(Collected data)

_ _ _ _

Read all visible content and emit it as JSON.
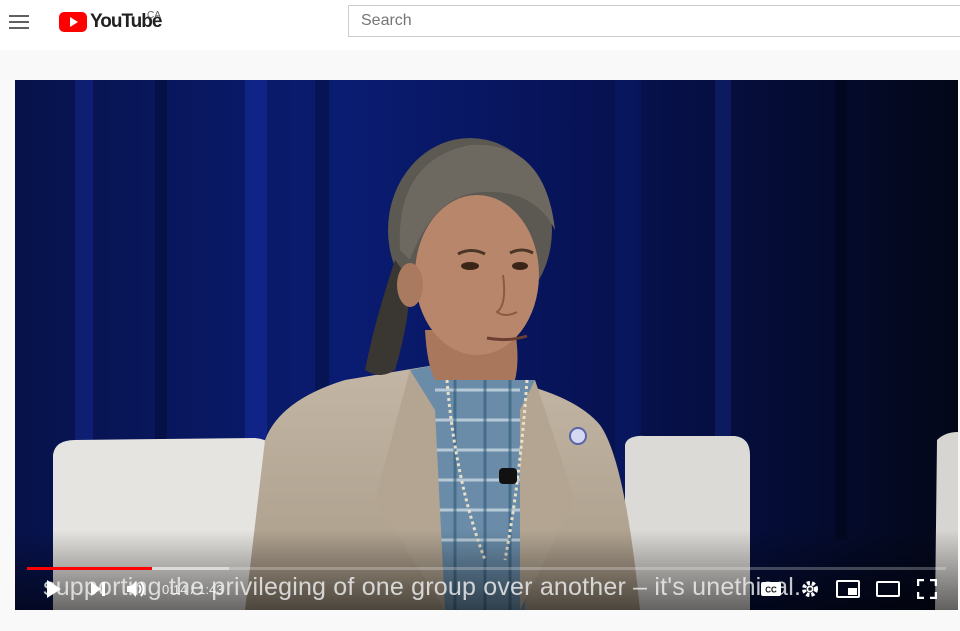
{
  "header": {
    "logo_text": "YouTube",
    "region": "CA",
    "search_placeholder": "Search"
  },
  "player": {
    "current_time": "0:14",
    "duration": "1:43",
    "time_separator": " / ",
    "progress_fraction": 0.136,
    "caption": "supporting the privileging of one group over another – it's unethical.",
    "cc_label": "CC"
  },
  "colors": {
    "accent": "#ff0000"
  }
}
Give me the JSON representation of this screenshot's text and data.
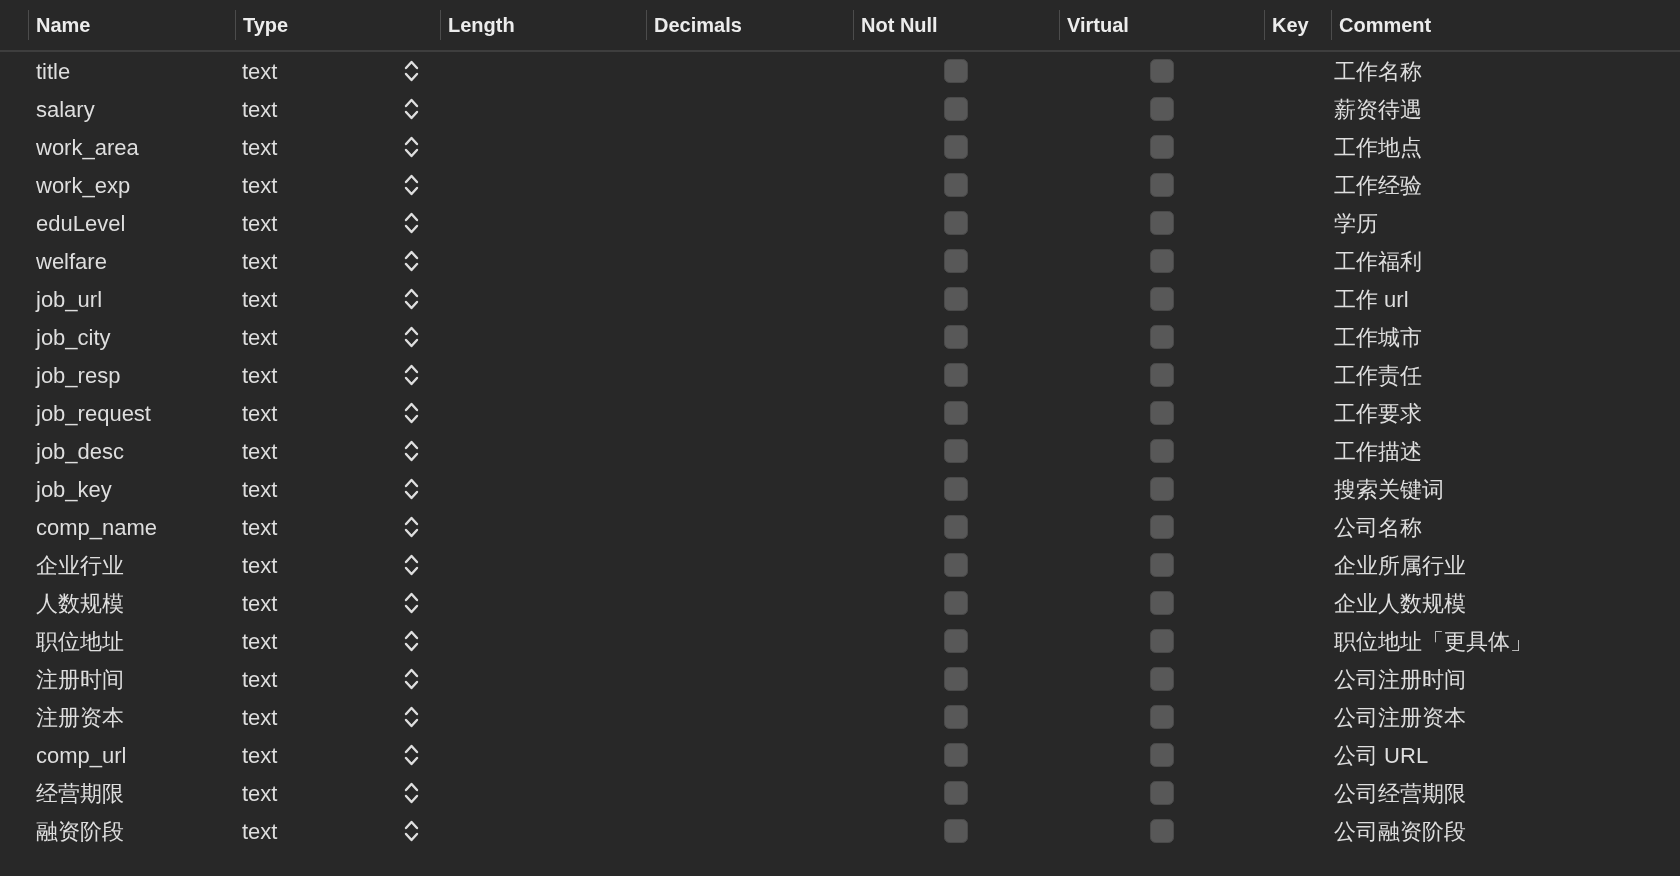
{
  "table": {
    "columns": [
      "Name",
      "Type",
      "Length",
      "Decimals",
      "Not Null",
      "Virtual",
      "Key",
      "Comment"
    ],
    "rows": [
      {
        "name": "title",
        "type": "text",
        "not_null": false,
        "virtual": false,
        "comment": "工作名称"
      },
      {
        "name": "salary",
        "type": "text",
        "not_null": false,
        "virtual": false,
        "comment": "薪资待遇"
      },
      {
        "name": "work_area",
        "type": "text",
        "not_null": false,
        "virtual": false,
        "comment": "工作地点"
      },
      {
        "name": "work_exp",
        "type": "text",
        "not_null": false,
        "virtual": false,
        "comment": "工作经验"
      },
      {
        "name": "eduLevel",
        "type": "text",
        "not_null": false,
        "virtual": false,
        "comment": "学历"
      },
      {
        "name": "welfare",
        "type": "text",
        "not_null": false,
        "virtual": false,
        "comment": "工作福利"
      },
      {
        "name": "job_url",
        "type": "text",
        "not_null": false,
        "virtual": false,
        "comment": "工作 url"
      },
      {
        "name": "job_city",
        "type": "text",
        "not_null": false,
        "virtual": false,
        "comment": "工作城市"
      },
      {
        "name": "job_resp",
        "type": "text",
        "not_null": false,
        "virtual": false,
        "comment": "工作责任"
      },
      {
        "name": "job_request",
        "type": "text",
        "not_null": false,
        "virtual": false,
        "comment": "工作要求"
      },
      {
        "name": "job_desc",
        "type": "text",
        "not_null": false,
        "virtual": false,
        "comment": "工作描述"
      },
      {
        "name": "job_key",
        "type": "text",
        "not_null": false,
        "virtual": false,
        "comment": "搜索关键词"
      },
      {
        "name": "comp_name",
        "type": "text",
        "not_null": false,
        "virtual": false,
        "comment": "公司名称"
      },
      {
        "name": "企业行业",
        "type": "text",
        "not_null": false,
        "virtual": false,
        "comment": "企业所属行业"
      },
      {
        "name": "人数规模",
        "type": "text",
        "not_null": false,
        "virtual": false,
        "comment": "企业人数规模"
      },
      {
        "name": "职位地址",
        "type": "text",
        "not_null": false,
        "virtual": false,
        "comment": "职位地址「更具体」"
      },
      {
        "name": "注册时间",
        "type": "text",
        "not_null": false,
        "virtual": false,
        "comment": "公司注册时间"
      },
      {
        "name": "注册资本",
        "type": "text",
        "not_null": false,
        "virtual": false,
        "comment": "公司注册资本"
      },
      {
        "name": "comp_url",
        "type": "text",
        "not_null": false,
        "virtual": false,
        "comment": "公司 URL"
      },
      {
        "name": "经营期限",
        "type": "text",
        "not_null": false,
        "virtual": false,
        "comment": "公司经营期限"
      },
      {
        "name": "融资阶段",
        "type": "text",
        "not_null": false,
        "virtual": false,
        "comment": "公司融资阶段"
      }
    ]
  }
}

_ _ _ _

* [EXERCISE REQUIREMENTS] Copy out all lines where the word "JSON" appears.

* [EXERCISE RESPONSE]
Read all visible content and emit it as JSON.
Give me the JSON representation of this screenshot's text and data.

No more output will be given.